Problem statement |
Copy every line of the records below word for word, but leave the pictures out of your answer.

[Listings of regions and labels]
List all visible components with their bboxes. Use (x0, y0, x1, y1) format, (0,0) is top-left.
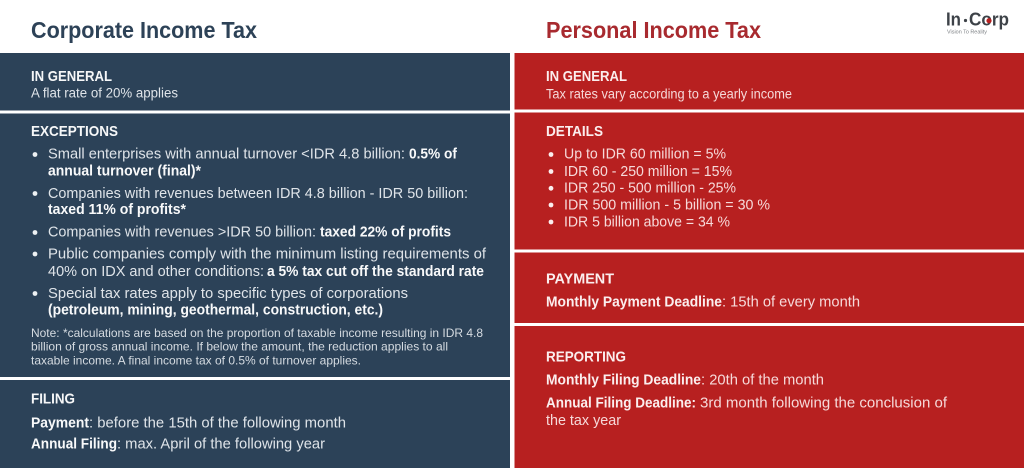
panel: exceptions (0, 114, 510, 377)
panel: payment: : 15th of every month (722, 294, 860, 311)
panel: in general (corporate): IN GENERAL (31, 68, 112, 85)
bullet list: exceptions: Small enterprises with annual turnover <IDR 4.8 billion: (48, 146, 405, 163)
bullet list: tax brackets: Up to IDR 60 million = 5% (564, 146, 726, 163)
panel: in general (personal) (514, 53, 1024, 110)
panel: payment: Monthly Payment Deadline (546, 294, 722, 311)
panel: details (514, 112, 1024, 250)
heading: details: DETAILS (546, 123, 603, 140)
note: calculations: Note: *calculations are based on the proportion of taxable income resulting in IDR 4.8 (31, 326, 483, 340)
panel: filing: : max. April of the following year (117, 436, 325, 453)
panel: reporting: : 20th of the month (701, 372, 824, 389)
logo: InCorp: In (946, 9, 961, 30)
panel: payment: PAYMENT (546, 270, 614, 287)
bullet list: exceptions: Special tax rates apply to specific types of corporations (48, 285, 408, 302)
panel: payment (514, 252, 1024, 323)
bullet list: tax brackets: IDR 5 billion above = 34 % (564, 213, 730, 230)
panel: in general (personal): Tax rates vary according to a yearly income (546, 86, 792, 101)
note: calculations: billion of gross annual income. If below the amount, the reduction applies to all (31, 340, 448, 354)
bullet list: tax brackets: IDR 60 - 250 million = 15% (564, 163, 732, 180)
panel: reporting: Annual Filing Deadline: (546, 394, 696, 411)
bullet list: exceptions: Companies with revenues between IDR 4.8 billion - IDR 50 billion: (48, 185, 468, 202)
panel: filing (0, 380, 510, 468)
panel: reporting: the tax year (546, 412, 621, 429)
logo: InCorp (946, 9, 1009, 36)
note: calculations (31, 326, 483, 368)
bullet list: exceptions: taxed 11% of profits* (48, 201, 186, 218)
panel: in general (personal): IN GENERAL (546, 68, 627, 85)
bullet list: tax brackets: IDR 250 - 500 million - 25% (564, 180, 736, 197)
panel: filing: Annual Filing (31, 436, 117, 453)
bullet list: exceptions: 40% on IDX and other conditions: (48, 263, 264, 280)
title: corporate income tax: Corporate Income Tax (31, 17, 257, 43)
column: personal income tax (514, 17, 1024, 468)
panel: reporting (514, 326, 1024, 468)
logo: InCorp: Corp (969, 9, 1009, 30)
heading: exceptions: EXCEPTIONS (31, 123, 118, 140)
bullet list: exceptions: (petroleum, mining, geothermal, construction, etc.) (48, 302, 383, 319)
panel: in general (corporate): A flat rate of 20% applies (31, 86, 178, 100)
bullet list: exceptions: 0.5% of (409, 146, 458, 163)
panel: reporting: Monthly Filing Deadline (546, 372, 701, 389)
title: personal income tax: Personal Income Tax (546, 17, 761, 43)
bullet list: exceptions: a 5% tax cut off the standard rate (267, 263, 484, 280)
bullet list: exceptions: Companies with revenues >IDR 50 billion: (48, 224, 316, 241)
bullet list: exceptions: Public companies comply with the minimum listing requirements of (48, 246, 487, 263)
column: corporate income tax (0, 17, 510, 468)
panel: filing: Payment (31, 414, 89, 431)
bullet list: exceptions: annual turnover (final)* (48, 163, 201, 180)
bullet list: exceptions (33, 146, 487, 319)
panel: reporting: REPORTING (546, 349, 626, 366)
bullet list: tax brackets: IDR 500 million - 5 billion = 30 % (564, 196, 770, 213)
note: calculations: taxable income. A final income tax of 0.5% of turnover applies. (31, 354, 361, 368)
panel: filing: FILING (31, 391, 75, 408)
panel: reporting: 3rd month following the conclusion of (700, 394, 948, 411)
bullet list: tax brackets (549, 146, 770, 230)
logo: InCorp: Vision To Reality (947, 30, 988, 36)
bullet list: exceptions: taxed 22% of profits (320, 224, 451, 241)
panel: filing: : before the 15th of the following month (89, 414, 346, 431)
panel: in general (corporate) (0, 53, 510, 110)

Response to this exercise |
List all visible components with their bboxes. Use (x0, y0, x1, y1) format, (0,0) is top-left.
panel: exceptions (0, 114, 510, 377)
panel: payment: : 15th of every month (722, 294, 860, 311)
panel: in general (corporate): IN GENERAL (31, 68, 112, 85)
bullet list: exceptions: Small enterprises with annual turnover <IDR 4.8 billion: (48, 146, 405, 163)
bullet list: tax brackets: Up to IDR 60 million = 5% (564, 146, 726, 163)
panel: in general (personal) (514, 53, 1024, 110)
panel: payment: Monthly Payment Deadline (546, 294, 722, 311)
panel: details (514, 112, 1024, 250)
heading: details: DETAILS (546, 123, 603, 140)
note: calculations: Note: *calculations are based on the proportion of taxable income resulting in IDR 4.8 (31, 326, 483, 340)
panel: filing: : max. April of the following year (117, 436, 325, 453)
panel: reporting: : 20th of the month (701, 372, 824, 389)
logo: InCorp: In (946, 9, 961, 30)
panel: payment: PAYMENT (546, 270, 614, 287)
bullet list: exceptions: Special tax rates apply to specific types of corporations (48, 285, 408, 302)
panel: payment (514, 252, 1024, 323)
bullet list: tax brackets: IDR 5 billion above = 34 % (564, 213, 730, 230)
panel: in general (personal): Tax rates vary according to a yearly income (546, 86, 792, 101)
note: calculations: billion of gross annual income. If below the amount, the reduction applies to all (31, 340, 448, 354)
bullet list: tax brackets: IDR 60 - 250 million = 15% (564, 163, 732, 180)
panel: reporting: Annual Filing Deadline: (546, 394, 696, 411)
bullet list: exceptions: Companies with revenues between IDR 4.8 billion - IDR 50 billion: (48, 185, 468, 202)
panel: filing (0, 380, 510, 468)
panel: reporting: the tax year (546, 412, 621, 429)
logo: InCorp (946, 9, 1009, 36)
note: calculations (31, 326, 483, 368)
bullet list: exceptions: taxed 11% of profits* (48, 201, 186, 218)
panel: in general (personal): IN GENERAL (546, 68, 627, 85)
bullet list: tax brackets: IDR 250 - 500 million - 25% (564, 180, 736, 197)
panel: filing: Annual Filing (31, 436, 117, 453)
bullet list: exceptions: 40% on IDX and other conditions: (48, 263, 264, 280)
title: corporate income tax: Corporate Income Tax (31, 17, 257, 43)
column: personal income tax (514, 17, 1024, 468)
panel: reporting (514, 326, 1024, 468)
logo: InCorp: Corp (969, 9, 1009, 30)
heading: exceptions: EXCEPTIONS (31, 123, 118, 140)
bullet list: exceptions: (petroleum, mining, geothermal, construction, etc.) (48, 302, 383, 319)
panel: in general (corporate): A flat rate of 20% applies (31, 86, 178, 100)
bullet list: exceptions: 0.5% of (409, 146, 458, 163)
panel: reporting: Monthly Filing Deadline (546, 372, 701, 389)
title: personal income tax: Personal Income Tax (546, 17, 761, 43)
bullet list: exceptions: a 5% tax cut off the standard rate (267, 263, 484, 280)
bullet list: exceptions: Companies with revenues >IDR 50 billion: (48, 224, 316, 241)
bullet list: exceptions: Public companies comply with the minimum listing requirements of (48, 246, 487, 263)
column: corporate income tax (0, 17, 510, 468)
panel: filing: Payment (31, 414, 89, 431)
bullet list: exceptions: annual turnover (final)* (48, 163, 201, 180)
bullet list: exceptions (33, 146, 487, 319)
panel: reporting: REPORTING (546, 349, 626, 366)
bullet list: tax brackets: IDR 500 million - 5 billion = 30 % (564, 196, 770, 213)
note: calculations: taxable income. A final income tax of 0.5% of turnover applies. (31, 354, 361, 368)
panel: filing: FILING (31, 391, 75, 408)
panel: reporting: 3rd month following the conclusion of (700, 394, 948, 411)
bullet list: tax brackets (549, 146, 770, 230)
logo: InCorp: Vision To Reality (947, 30, 988, 36)
bullet list: exceptions: taxed 22% of profits (320, 224, 451, 241)
panel: filing: : before the 15th of the following month (89, 414, 346, 431)
panel: in general (corporate) (0, 53, 510, 110)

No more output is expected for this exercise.